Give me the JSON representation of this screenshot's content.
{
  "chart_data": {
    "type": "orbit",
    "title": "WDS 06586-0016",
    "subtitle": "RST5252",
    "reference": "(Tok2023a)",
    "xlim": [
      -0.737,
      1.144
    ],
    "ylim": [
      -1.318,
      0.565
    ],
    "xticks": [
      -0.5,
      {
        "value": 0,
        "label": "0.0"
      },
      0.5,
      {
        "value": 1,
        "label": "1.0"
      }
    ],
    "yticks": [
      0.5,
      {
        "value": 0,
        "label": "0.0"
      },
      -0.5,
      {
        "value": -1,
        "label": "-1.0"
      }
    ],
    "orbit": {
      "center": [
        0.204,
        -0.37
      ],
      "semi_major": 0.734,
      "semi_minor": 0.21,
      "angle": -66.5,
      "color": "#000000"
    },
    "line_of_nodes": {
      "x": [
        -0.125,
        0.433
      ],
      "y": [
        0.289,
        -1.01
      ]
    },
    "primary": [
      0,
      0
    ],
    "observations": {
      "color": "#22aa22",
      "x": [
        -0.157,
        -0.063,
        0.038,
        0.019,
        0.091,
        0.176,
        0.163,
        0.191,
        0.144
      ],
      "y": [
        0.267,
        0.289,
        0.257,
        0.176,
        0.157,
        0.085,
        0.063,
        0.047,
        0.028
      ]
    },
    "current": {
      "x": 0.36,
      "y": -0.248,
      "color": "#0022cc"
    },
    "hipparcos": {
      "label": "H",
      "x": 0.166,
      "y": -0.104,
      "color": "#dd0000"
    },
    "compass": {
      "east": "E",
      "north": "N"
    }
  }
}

━━━━━━━━━━━━━━━━━━━━━━━━━━━━━━

- **WRITTEN REQUEST**: Copy all lines of the material above where the string "color" occurs.

- **CORRECT RESPONSE**:
      "color": "#000000"
      "color": "#22aa22",
      "color": "#0022cc"
      "color": "#dd0000"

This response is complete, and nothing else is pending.